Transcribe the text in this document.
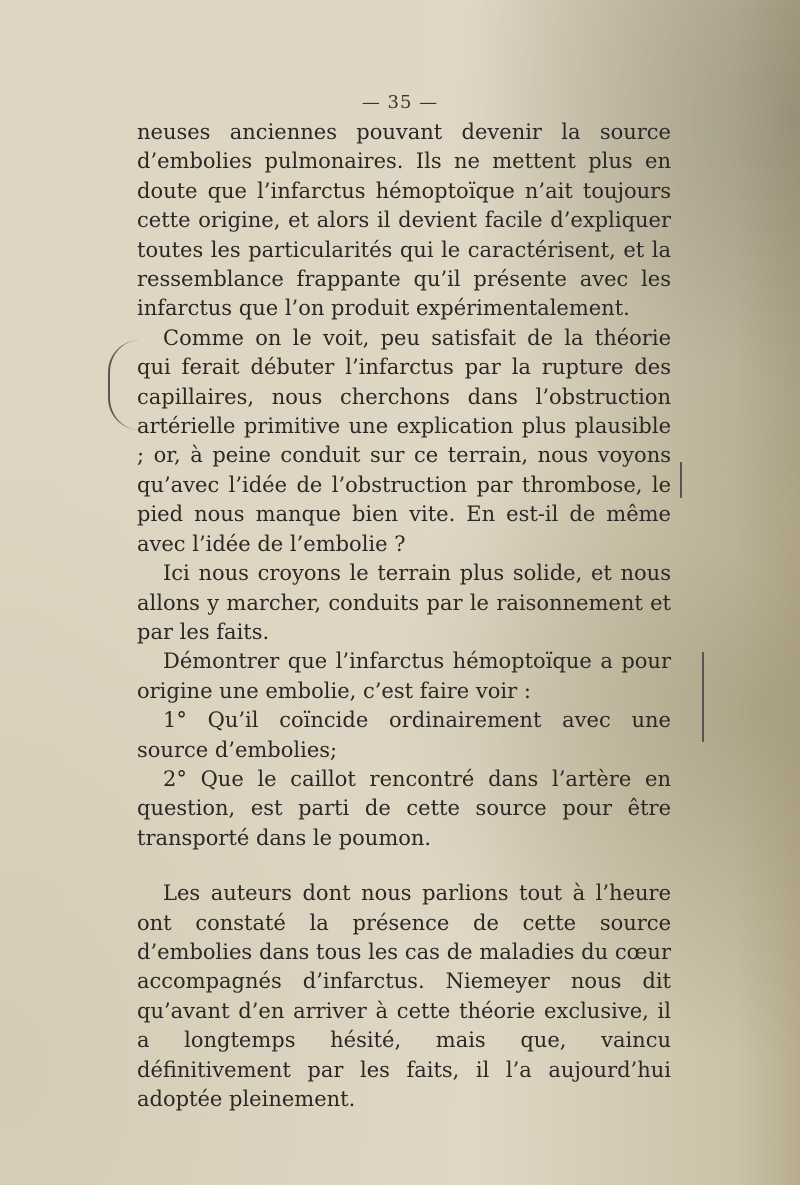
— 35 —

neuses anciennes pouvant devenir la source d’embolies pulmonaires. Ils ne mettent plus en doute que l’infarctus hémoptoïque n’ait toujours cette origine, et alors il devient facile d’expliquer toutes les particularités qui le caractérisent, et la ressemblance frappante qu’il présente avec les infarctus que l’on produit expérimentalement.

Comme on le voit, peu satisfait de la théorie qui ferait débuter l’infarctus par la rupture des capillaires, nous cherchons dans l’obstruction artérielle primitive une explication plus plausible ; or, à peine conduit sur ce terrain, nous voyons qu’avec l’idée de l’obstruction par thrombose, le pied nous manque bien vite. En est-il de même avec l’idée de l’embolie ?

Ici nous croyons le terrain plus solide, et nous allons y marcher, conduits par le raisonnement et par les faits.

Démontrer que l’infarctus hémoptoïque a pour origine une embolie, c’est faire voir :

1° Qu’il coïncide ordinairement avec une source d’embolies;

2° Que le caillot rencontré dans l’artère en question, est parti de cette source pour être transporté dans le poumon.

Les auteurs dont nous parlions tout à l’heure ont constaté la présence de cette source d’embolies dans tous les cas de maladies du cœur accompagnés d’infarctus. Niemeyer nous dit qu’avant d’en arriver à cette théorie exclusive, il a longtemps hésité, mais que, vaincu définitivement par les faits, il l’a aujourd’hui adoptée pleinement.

********************

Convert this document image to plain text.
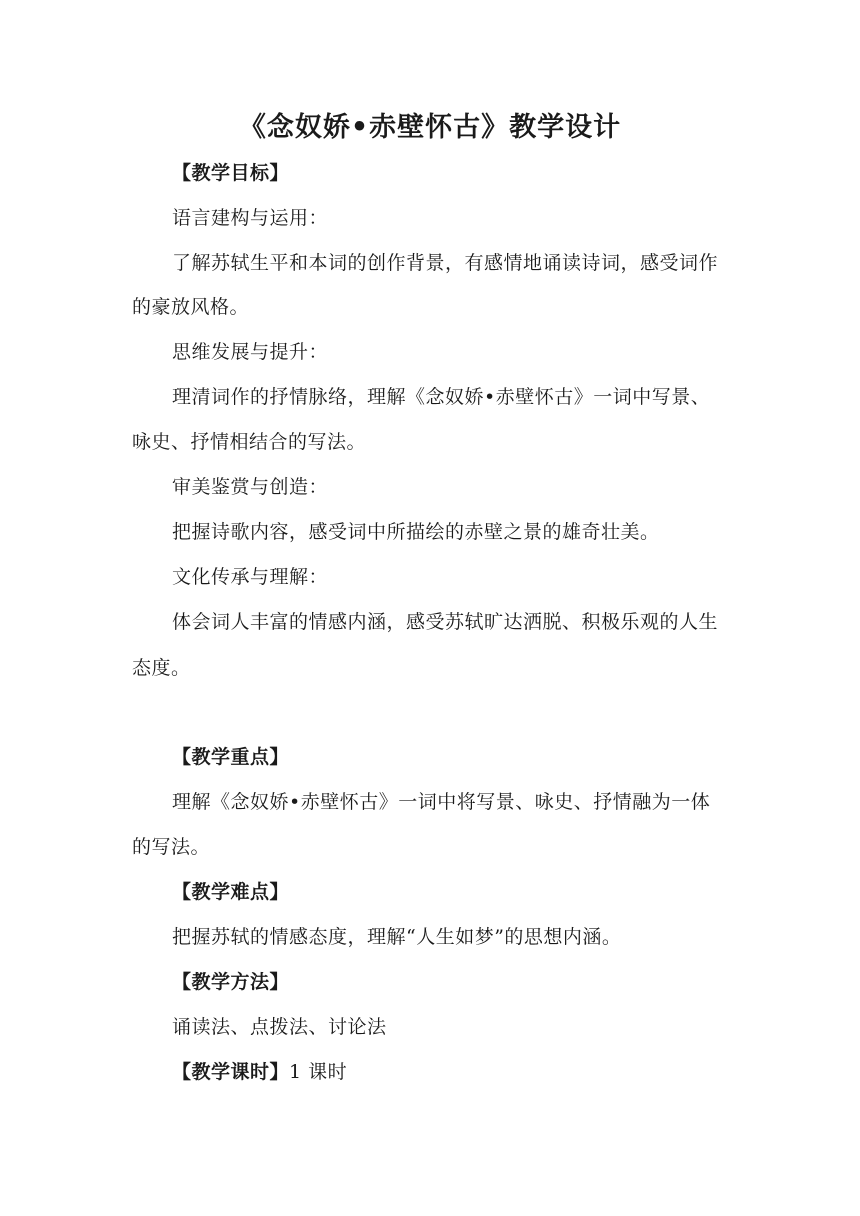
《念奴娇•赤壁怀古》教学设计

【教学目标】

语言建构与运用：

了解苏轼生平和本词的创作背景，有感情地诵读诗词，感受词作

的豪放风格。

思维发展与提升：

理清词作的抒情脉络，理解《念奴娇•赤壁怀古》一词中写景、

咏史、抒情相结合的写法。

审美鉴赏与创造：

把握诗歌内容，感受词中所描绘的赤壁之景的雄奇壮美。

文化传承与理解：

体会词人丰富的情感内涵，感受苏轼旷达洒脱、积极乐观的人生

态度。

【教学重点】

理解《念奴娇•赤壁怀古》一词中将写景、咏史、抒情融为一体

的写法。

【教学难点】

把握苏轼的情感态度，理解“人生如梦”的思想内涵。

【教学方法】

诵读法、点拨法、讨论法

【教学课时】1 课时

********************

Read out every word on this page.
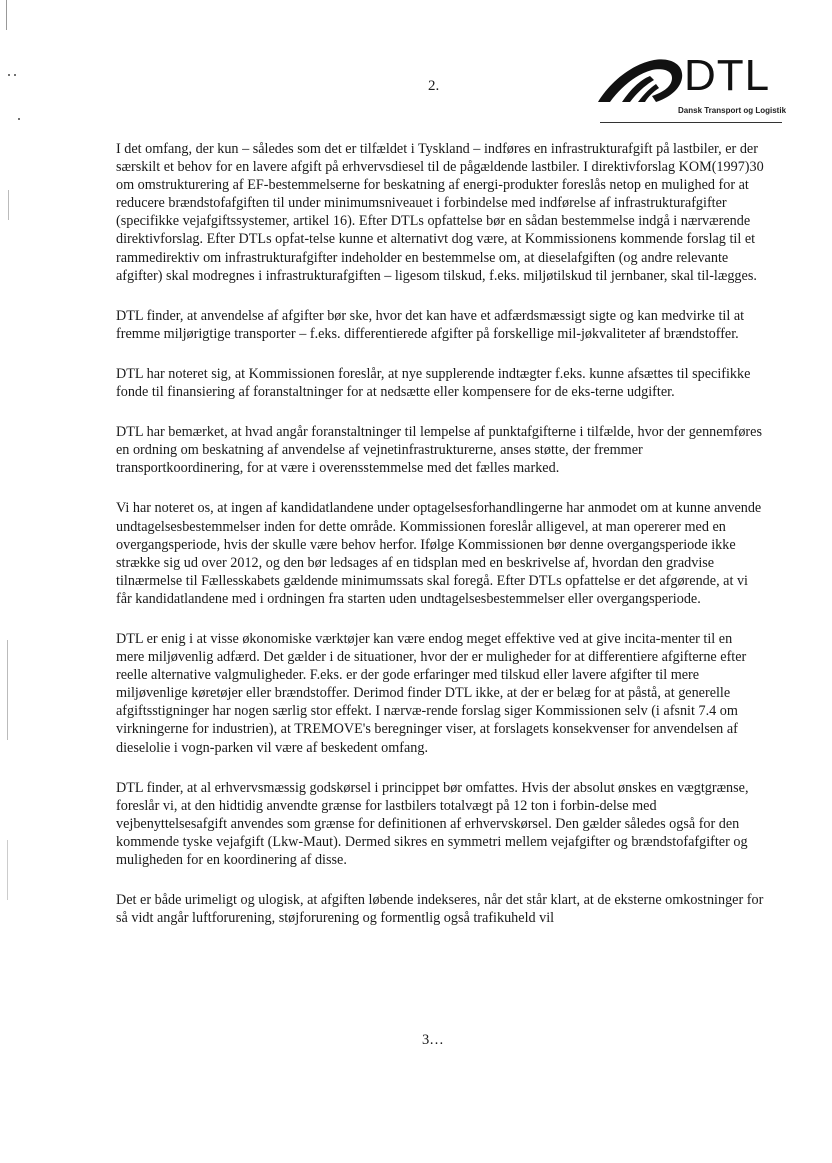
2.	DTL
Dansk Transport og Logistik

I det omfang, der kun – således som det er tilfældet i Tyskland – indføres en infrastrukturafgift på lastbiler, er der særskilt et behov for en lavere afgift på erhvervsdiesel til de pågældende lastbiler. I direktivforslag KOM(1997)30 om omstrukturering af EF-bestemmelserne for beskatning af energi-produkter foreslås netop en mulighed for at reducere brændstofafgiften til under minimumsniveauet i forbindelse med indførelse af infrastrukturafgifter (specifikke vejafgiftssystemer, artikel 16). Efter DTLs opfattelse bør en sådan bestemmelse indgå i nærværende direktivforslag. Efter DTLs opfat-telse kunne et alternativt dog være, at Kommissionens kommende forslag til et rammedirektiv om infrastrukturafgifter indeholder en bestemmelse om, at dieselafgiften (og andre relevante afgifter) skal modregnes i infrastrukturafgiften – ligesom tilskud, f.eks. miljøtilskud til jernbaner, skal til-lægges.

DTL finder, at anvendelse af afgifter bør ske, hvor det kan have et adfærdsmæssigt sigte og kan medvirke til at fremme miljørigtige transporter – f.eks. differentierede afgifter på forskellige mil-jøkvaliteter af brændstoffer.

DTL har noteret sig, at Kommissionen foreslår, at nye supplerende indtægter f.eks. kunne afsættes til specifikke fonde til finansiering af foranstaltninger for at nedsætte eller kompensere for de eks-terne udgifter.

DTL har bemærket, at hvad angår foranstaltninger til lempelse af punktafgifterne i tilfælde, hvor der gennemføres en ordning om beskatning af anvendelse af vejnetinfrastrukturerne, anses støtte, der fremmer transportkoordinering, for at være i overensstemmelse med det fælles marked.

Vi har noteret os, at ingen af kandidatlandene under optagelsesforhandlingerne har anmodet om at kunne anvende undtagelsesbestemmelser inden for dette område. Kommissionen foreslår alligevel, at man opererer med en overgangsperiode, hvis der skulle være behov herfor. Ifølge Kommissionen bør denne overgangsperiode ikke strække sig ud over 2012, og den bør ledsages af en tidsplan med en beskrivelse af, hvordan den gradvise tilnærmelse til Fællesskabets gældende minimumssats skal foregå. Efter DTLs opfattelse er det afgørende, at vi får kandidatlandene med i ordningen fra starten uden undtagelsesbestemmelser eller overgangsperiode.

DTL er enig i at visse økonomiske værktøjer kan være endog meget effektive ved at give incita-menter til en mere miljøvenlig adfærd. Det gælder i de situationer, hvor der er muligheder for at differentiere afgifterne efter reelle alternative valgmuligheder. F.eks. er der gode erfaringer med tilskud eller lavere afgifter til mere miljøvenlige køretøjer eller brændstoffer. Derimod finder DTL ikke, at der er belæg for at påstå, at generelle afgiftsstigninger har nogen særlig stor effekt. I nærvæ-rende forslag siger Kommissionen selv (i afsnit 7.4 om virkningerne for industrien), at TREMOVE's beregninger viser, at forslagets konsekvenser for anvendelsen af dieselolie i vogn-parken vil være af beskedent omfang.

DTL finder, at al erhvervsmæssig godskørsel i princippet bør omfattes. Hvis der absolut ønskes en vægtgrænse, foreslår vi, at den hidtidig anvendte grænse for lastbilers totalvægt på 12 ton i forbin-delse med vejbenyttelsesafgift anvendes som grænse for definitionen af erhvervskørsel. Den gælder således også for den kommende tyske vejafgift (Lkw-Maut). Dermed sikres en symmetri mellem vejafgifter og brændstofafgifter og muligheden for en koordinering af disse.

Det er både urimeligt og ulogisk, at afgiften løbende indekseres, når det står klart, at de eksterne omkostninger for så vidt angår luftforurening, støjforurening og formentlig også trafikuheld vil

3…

********************

Goal of the exercise: Report back each line of the entries that holds the string "plus".

Solved problem:
neuses anciennes pouvant devenir la source d’embolies pulmonaires. Ils ne mettent plus en doute que l’infarctus hémoptoïque n’ait toujours cette origine, et alors il devient facile d’expliquer toutes les particularités qui le caractérisent, et la ressemblance frappante qu’il présente avec les infarctus que l’on produit expérimentalement.
Comme on le voit, peu satisfait de la théorie qui ferait débuter l’infarctus par la rupture des capillaires, nous cherchons dans l’obstruction artérielle primitive une explication plus plausible ; or, à peine conduit sur ce terrain, nous voyons qu’avec l’idée de l’obstruction par thrombose, le pied nous manque bien vite. En est-il de même avec l’idée de l’embolie ?
Ici nous croyons le terrain plus solide, et nous allons y marcher, conduits par le raisonnement et par les faits.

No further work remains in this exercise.